:: SOURCE RECORDS
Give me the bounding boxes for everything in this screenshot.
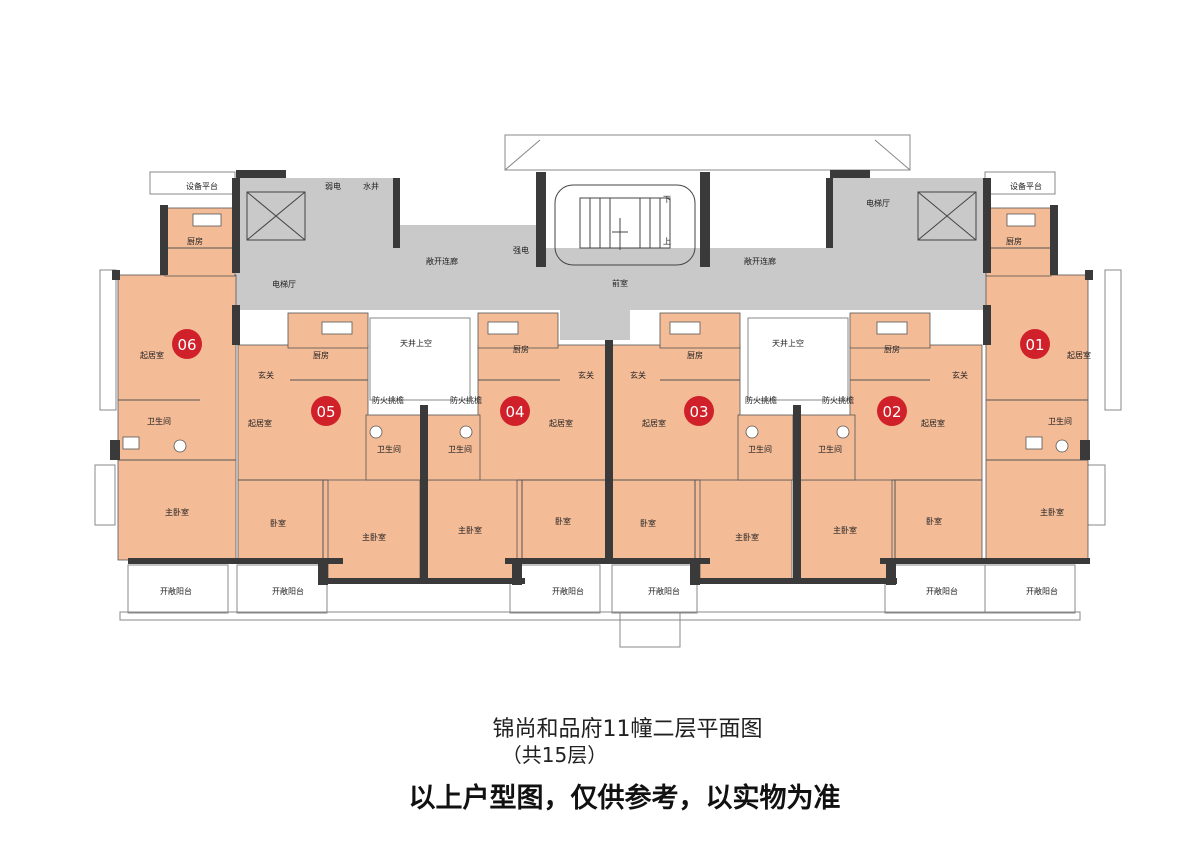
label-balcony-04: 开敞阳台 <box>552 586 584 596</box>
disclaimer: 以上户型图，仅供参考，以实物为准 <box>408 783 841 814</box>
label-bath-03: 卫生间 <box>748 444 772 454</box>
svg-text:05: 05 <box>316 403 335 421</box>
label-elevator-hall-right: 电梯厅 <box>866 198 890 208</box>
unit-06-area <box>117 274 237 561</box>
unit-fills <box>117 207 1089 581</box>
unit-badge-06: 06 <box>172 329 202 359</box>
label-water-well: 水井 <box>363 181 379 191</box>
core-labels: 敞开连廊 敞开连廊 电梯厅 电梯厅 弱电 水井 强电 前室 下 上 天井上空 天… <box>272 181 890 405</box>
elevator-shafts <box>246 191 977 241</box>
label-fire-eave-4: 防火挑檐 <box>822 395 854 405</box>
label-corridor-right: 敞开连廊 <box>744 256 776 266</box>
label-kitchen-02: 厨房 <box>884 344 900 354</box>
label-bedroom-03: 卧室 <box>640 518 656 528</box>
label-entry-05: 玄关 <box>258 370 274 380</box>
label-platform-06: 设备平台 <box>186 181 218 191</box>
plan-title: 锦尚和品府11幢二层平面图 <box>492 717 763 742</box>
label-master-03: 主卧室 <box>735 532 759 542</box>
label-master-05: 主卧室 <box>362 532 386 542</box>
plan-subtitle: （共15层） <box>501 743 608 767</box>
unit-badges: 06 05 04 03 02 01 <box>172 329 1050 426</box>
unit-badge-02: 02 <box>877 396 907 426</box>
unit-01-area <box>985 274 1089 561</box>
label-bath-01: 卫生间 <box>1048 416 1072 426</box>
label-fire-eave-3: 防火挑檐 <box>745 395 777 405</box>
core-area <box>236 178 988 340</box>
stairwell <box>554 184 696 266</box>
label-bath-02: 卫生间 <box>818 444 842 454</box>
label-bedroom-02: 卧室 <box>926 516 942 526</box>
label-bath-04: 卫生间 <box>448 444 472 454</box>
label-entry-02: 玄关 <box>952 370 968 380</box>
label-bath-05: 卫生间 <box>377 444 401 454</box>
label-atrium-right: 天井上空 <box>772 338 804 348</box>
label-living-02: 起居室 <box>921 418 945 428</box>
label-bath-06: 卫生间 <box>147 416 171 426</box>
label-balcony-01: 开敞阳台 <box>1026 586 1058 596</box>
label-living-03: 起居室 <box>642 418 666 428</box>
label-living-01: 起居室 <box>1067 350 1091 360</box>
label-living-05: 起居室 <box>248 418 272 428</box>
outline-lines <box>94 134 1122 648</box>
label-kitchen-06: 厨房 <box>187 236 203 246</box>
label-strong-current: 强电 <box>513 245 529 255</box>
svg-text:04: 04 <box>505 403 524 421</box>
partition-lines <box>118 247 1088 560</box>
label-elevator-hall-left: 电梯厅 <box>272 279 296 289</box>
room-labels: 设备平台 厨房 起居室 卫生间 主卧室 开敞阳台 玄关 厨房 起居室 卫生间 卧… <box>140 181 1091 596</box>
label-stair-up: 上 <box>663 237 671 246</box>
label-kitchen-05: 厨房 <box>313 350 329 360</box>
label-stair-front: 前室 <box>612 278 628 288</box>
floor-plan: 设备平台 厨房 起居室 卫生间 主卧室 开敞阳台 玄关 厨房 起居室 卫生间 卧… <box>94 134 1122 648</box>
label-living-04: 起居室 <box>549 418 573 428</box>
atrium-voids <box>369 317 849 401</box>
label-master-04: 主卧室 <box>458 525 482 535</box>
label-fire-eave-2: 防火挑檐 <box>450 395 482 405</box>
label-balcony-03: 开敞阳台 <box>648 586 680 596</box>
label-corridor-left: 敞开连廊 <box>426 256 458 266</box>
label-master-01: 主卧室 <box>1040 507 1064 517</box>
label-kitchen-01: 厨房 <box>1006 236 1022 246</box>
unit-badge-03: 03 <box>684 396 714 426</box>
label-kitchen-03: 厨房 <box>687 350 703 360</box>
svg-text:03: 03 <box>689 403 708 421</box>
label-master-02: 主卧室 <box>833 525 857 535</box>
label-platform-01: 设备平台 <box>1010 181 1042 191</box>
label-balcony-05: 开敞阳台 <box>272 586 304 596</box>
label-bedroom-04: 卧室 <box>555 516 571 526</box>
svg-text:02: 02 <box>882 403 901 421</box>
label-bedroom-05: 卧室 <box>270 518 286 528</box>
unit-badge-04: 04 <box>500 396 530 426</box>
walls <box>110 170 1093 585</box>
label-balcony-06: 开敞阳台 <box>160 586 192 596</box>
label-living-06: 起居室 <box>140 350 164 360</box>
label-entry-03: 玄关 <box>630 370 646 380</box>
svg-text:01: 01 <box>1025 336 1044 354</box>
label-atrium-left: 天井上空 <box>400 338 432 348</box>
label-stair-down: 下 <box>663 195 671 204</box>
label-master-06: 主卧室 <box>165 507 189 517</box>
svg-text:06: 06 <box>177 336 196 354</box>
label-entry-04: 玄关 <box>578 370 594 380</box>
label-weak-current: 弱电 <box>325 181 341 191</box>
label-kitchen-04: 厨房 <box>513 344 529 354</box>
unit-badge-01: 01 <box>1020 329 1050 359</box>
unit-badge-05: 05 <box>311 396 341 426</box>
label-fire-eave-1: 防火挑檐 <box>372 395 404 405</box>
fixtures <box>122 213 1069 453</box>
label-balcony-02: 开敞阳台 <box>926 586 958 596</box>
::::
GIVEN REQUEST
List each line of the records above in which the string "labels" appears.

THE SOLUTION
core-labels: 敞开连廊 敞开连廊 电梯厅 电梯厅 弱电 水井 强电 前室 下 上 天井上空 天… <box>272 181 890 405</box>
room-labels: 设备平台 厨房 起居室 卫生间 主卧室 开敞阳台 玄关 厨房 起居室 卫生间 卧… <box>140 181 1091 596</box>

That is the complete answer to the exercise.